> [EXERCISE BRIEF]: Across the entries below, count the lines in which the word "chevron" occurs. Reply with the count alone.

> [THE INPUT]:
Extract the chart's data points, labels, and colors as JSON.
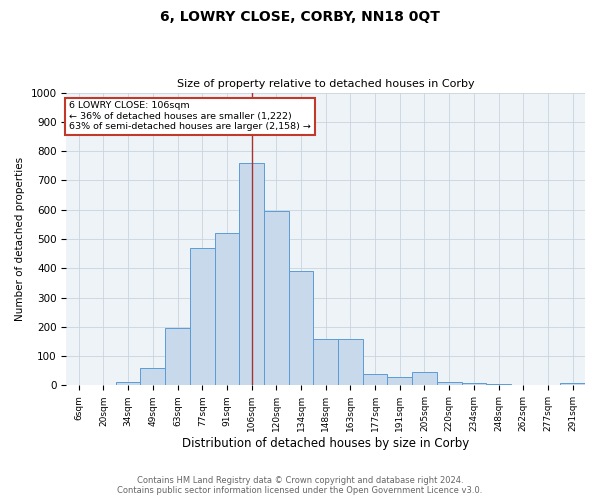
{
  "title": "6, LOWRY CLOSE, CORBY, NN18 0QT",
  "subtitle": "Size of property relative to detached houses in Corby",
  "xlabel": "Distribution of detached houses by size in Corby",
  "ylabel": "Number of detached properties",
  "categories": [
    "6sqm",
    "20sqm",
    "34sqm",
    "49sqm",
    "63sqm",
    "77sqm",
    "91sqm",
    "106sqm",
    "120sqm",
    "134sqm",
    "148sqm",
    "163sqm",
    "177sqm",
    "191sqm",
    "205sqm",
    "220sqm",
    "234sqm",
    "248sqm",
    "262sqm",
    "277sqm",
    "291sqm"
  ],
  "values": [
    0,
    0,
    12,
    60,
    195,
    470,
    520,
    760,
    595,
    390,
    160,
    160,
    40,
    30,
    45,
    10,
    8,
    3,
    2,
    2,
    7
  ],
  "bar_color": "#c9d9ec",
  "bar_edge_color": "#5b9bd5",
  "vline_x": 7,
  "vline_color": "#a83232",
  "annotation_title": "6 LOWRY CLOSE: 106sqm",
  "annotation_line1": "← 36% of detached houses are smaller (1,222)",
  "annotation_line2": "63% of semi-detached houses are larger (2,158) →",
  "annotation_box_color": "#c0392b",
  "ylim": [
    0,
    1000
  ],
  "yticks": [
    0,
    100,
    200,
    300,
    400,
    500,
    600,
    700,
    800,
    900,
    1000
  ],
  "footer_line1": "Contains HM Land Registry data © Crown copyright and database right 2024.",
  "footer_line2": "Contains public sector information licensed under the Open Government Licence v3.0.",
  "background_color": "#eef3f8",
  "plot_background": "#ffffff",
  "grid_color": "#c8d4e0"
}
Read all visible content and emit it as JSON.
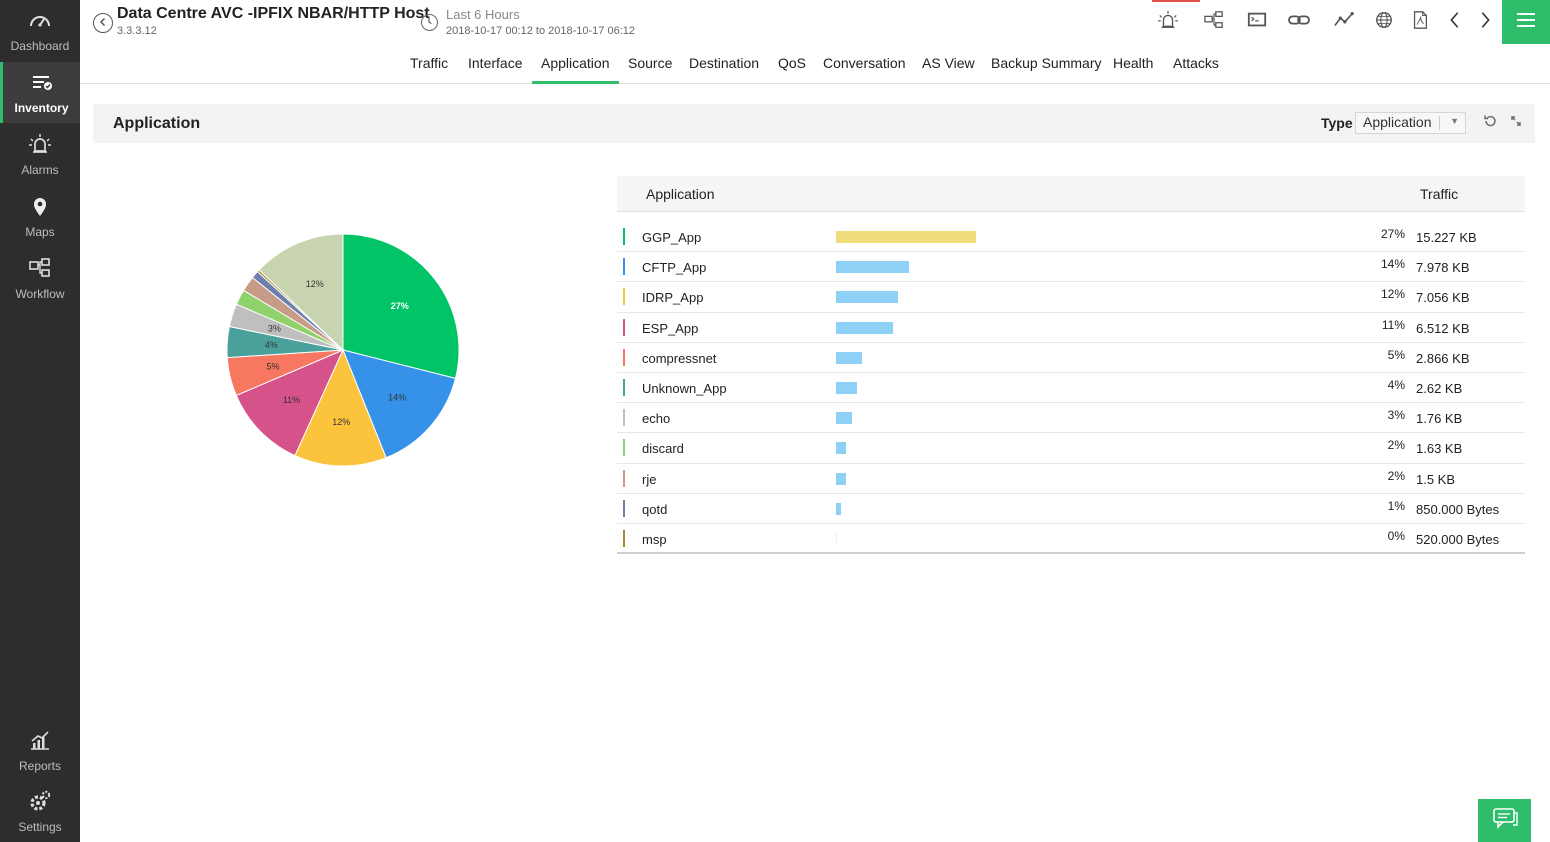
{
  "sidebar": {
    "items": [
      {
        "label": "Dashboard",
        "icon": "dashboard-icon"
      },
      {
        "label": "Inventory",
        "icon": "inventory-icon",
        "active": true
      },
      {
        "label": "Alarms",
        "icon": "alarm-icon"
      },
      {
        "label": "Maps",
        "icon": "map-pin-icon"
      },
      {
        "label": "Workflow",
        "icon": "workflow-icon"
      },
      {
        "label": "Reports",
        "icon": "reports-icon"
      },
      {
        "label": "Settings",
        "icon": "settings-icon"
      }
    ]
  },
  "header": {
    "device_name": "Data Centre AVC -IPFIX NBAR/HTTP Host",
    "device_ip": "3.3.3.12",
    "time_range_label": "Last 6 Hours",
    "time_range_dates": "2018-10-17 00:12 to 2018-10-17 06:12"
  },
  "toolbar": [
    "alarm-icon",
    "topology-icon",
    "terminal-icon",
    "link-icon",
    "graph-icon",
    "globe-icon",
    "pdf-icon",
    "chevron-left-icon",
    "chevron-right-icon"
  ],
  "tabs": [
    "Traffic",
    "Interface",
    "Application",
    "Source",
    "Destination",
    "QoS",
    "Conversation",
    "AS View",
    "Backup Summary",
    "Health",
    "Attacks"
  ],
  "active_tab": "Application",
  "panel": {
    "title": "Application",
    "type_label": "Type",
    "type_value": "Application"
  },
  "table": {
    "col_application": "Application",
    "col_traffic": "Traffic"
  },
  "chart_data": {
    "type": "pie",
    "slices": [
      {
        "name": "GGP_App",
        "percent": 27,
        "label": "27%",
        "color": "#00c465",
        "bar_color": "#f0dc7a",
        "traffic": "15.227 KB"
      },
      {
        "name": "CFTP_App",
        "percent": 14,
        "label": "14%",
        "color": "#3592e8",
        "bar_color": "#8ed0f6",
        "traffic": "7.978 KB"
      },
      {
        "name": "IDRP_App",
        "percent": 12,
        "label": "12%",
        "color": "#fcc33d",
        "bar_color": "#8ed0f6",
        "traffic": "7.056 KB"
      },
      {
        "name": "ESP_App",
        "percent": 11,
        "label": "11%",
        "color": "#d6528a",
        "bar_color": "#8ed0f6",
        "traffic": "6.512 KB"
      },
      {
        "name": "compressnet",
        "percent": 5,
        "label": "5%",
        "color": "#f87760",
        "bar_color": "#8ed0f6",
        "traffic": "2.866 KB"
      },
      {
        "name": "Unknown_App",
        "percent": 4,
        "label": "4%",
        "color": "#4aa19c",
        "bar_color": "#8ed0f6",
        "traffic": "2.62 KB"
      },
      {
        "name": "echo",
        "percent": 3,
        "label": "3%",
        "color": "#bfbfbf",
        "bar_color": "#8ed0f6",
        "traffic": "1.76 KB"
      },
      {
        "name": "discard",
        "percent": 2,
        "label": "2%",
        "color": "#8fd16a",
        "bar_color": "#8ed0f6",
        "traffic": "1.63 KB"
      },
      {
        "name": "rje",
        "percent": 2,
        "label": "2%",
        "color": "#c79b88",
        "bar_color": "#8ed0f6",
        "traffic": "1.5 KB"
      },
      {
        "name": "qotd",
        "percent": 1,
        "label": "1%",
        "color": "#6d7fad",
        "bar_color": "#8ed0f6",
        "traffic": "850.000 Bytes"
      },
      {
        "name": "msp",
        "percent": 0,
        "label": "0%",
        "color": "#a38a2c",
        "bar_color": "#8ed0f6",
        "traffic": "520.000 Bytes"
      },
      {
        "name": "",
        "percent": 12,
        "label": "12%",
        "color": "#c8d4b0"
      }
    ]
  }
}
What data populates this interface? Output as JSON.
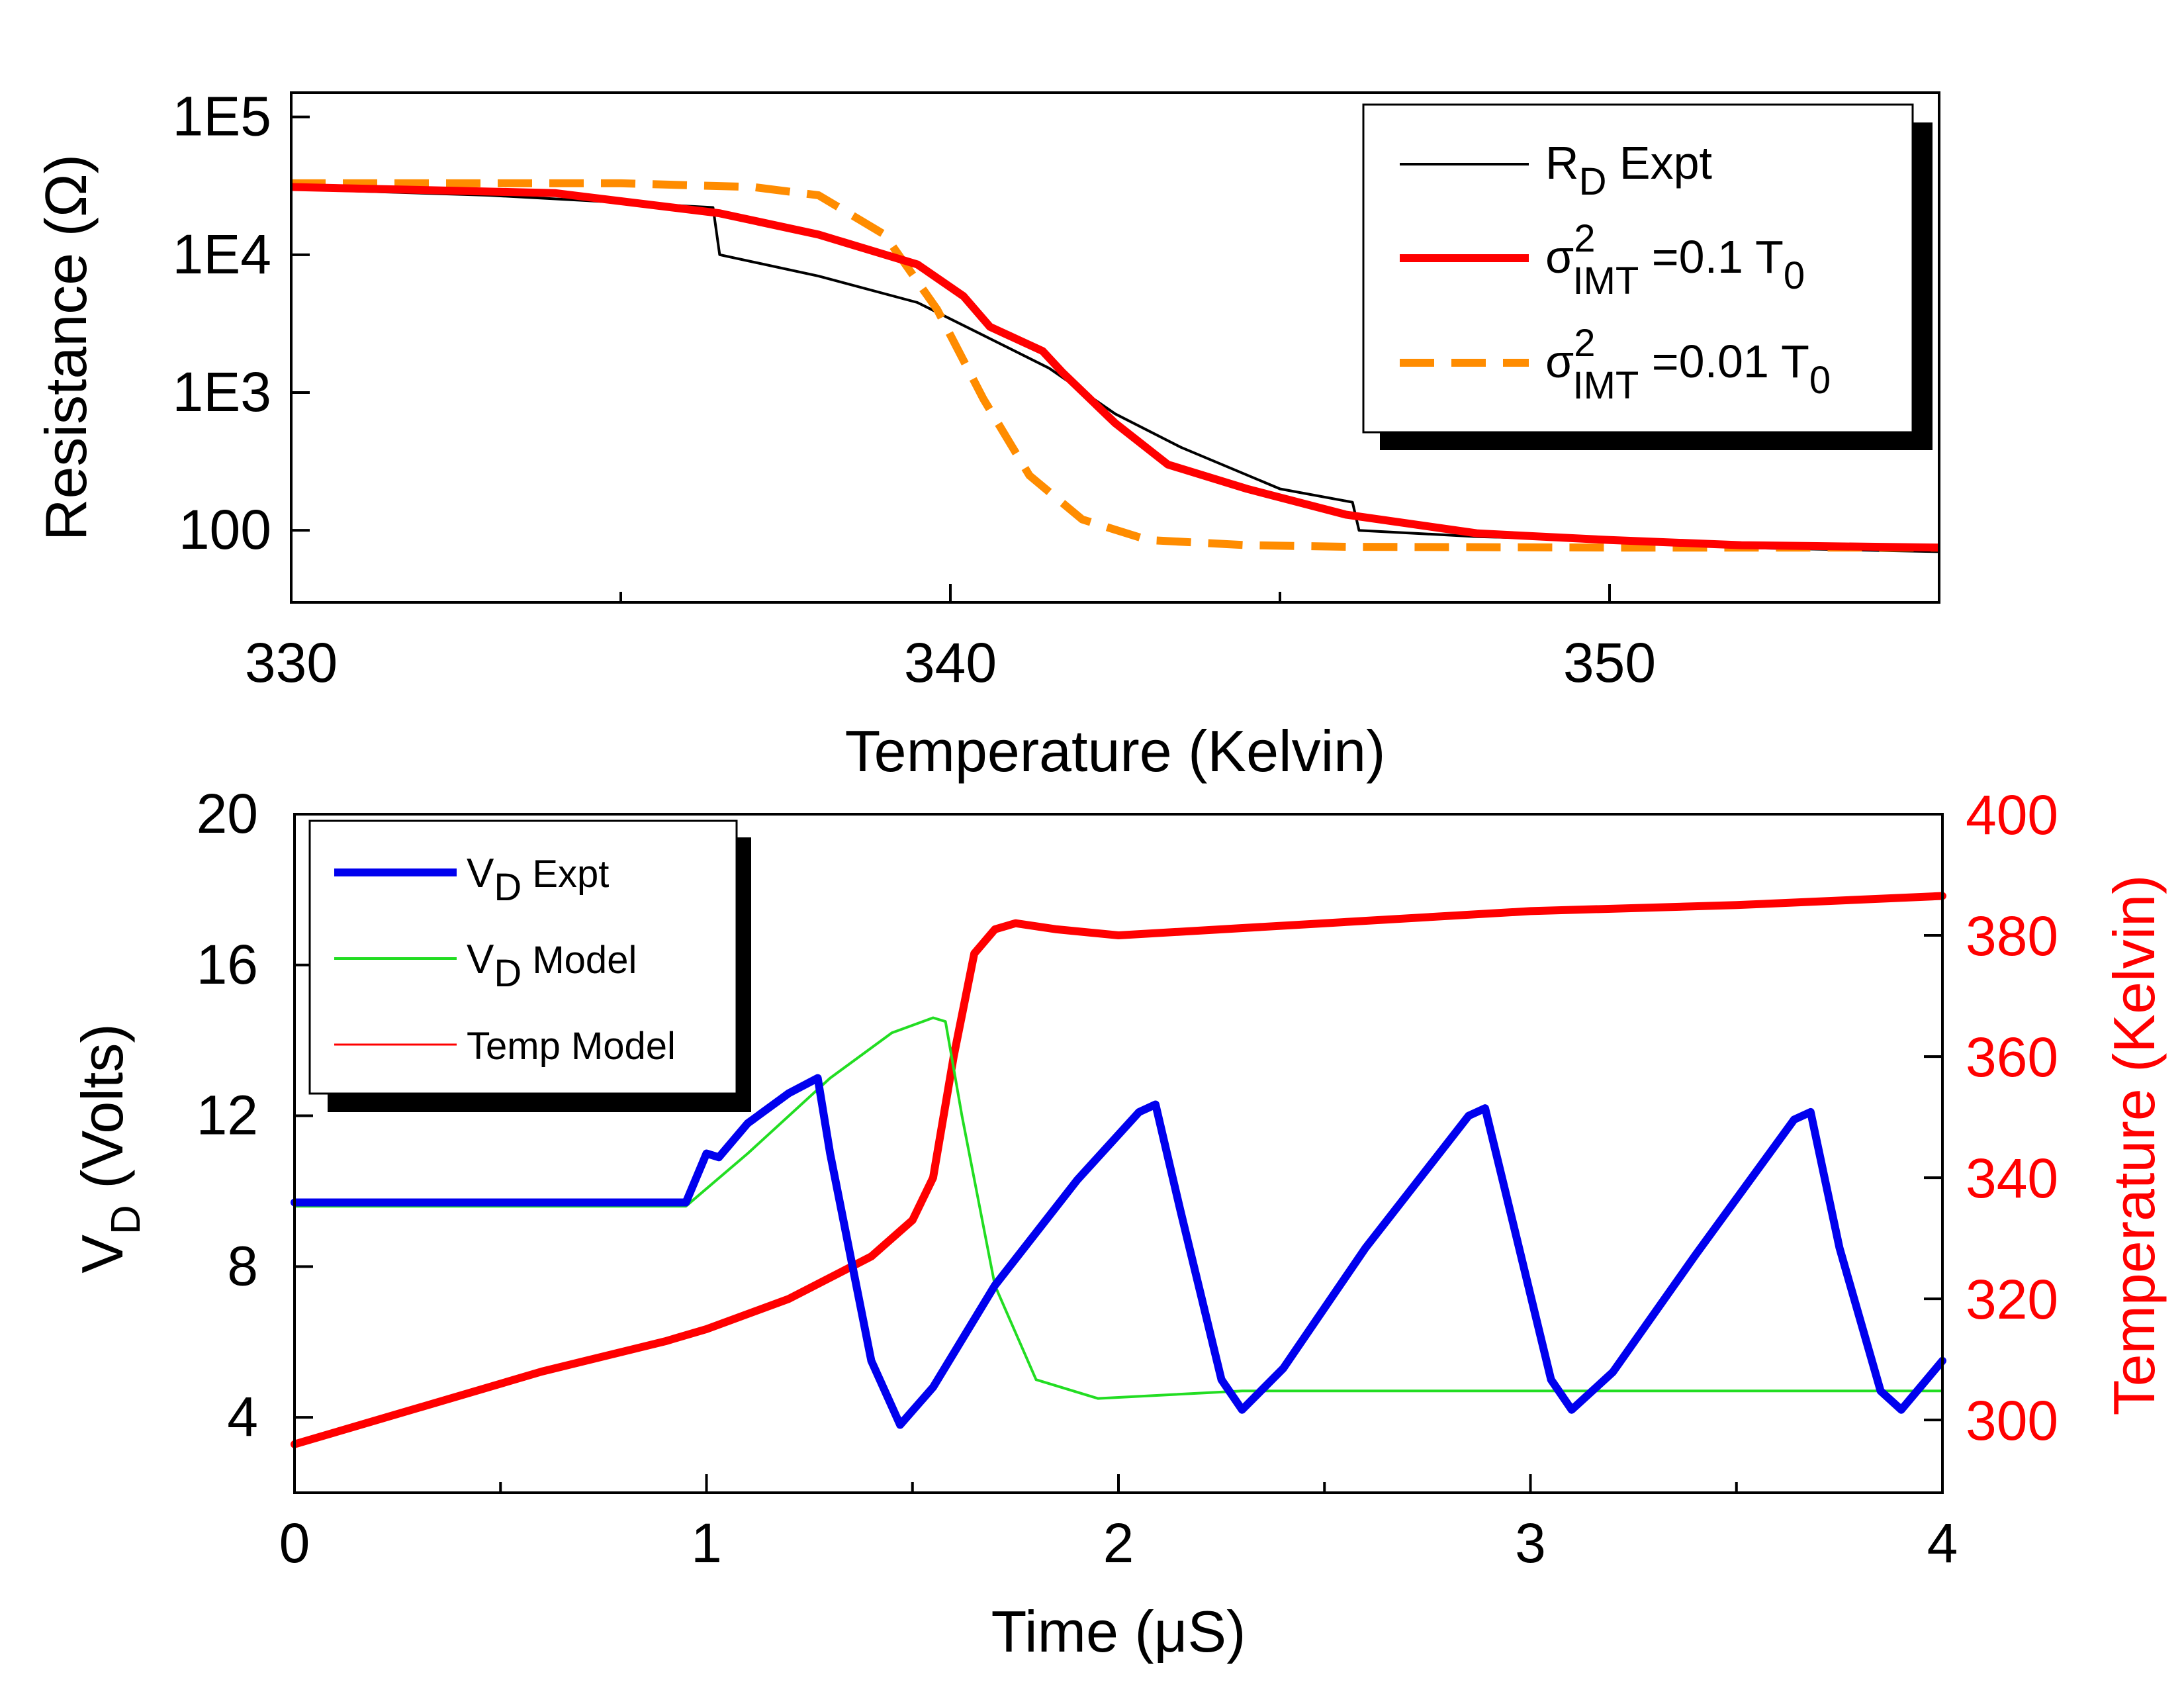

> [RESPONSE TO THIS EXERCISE]: 2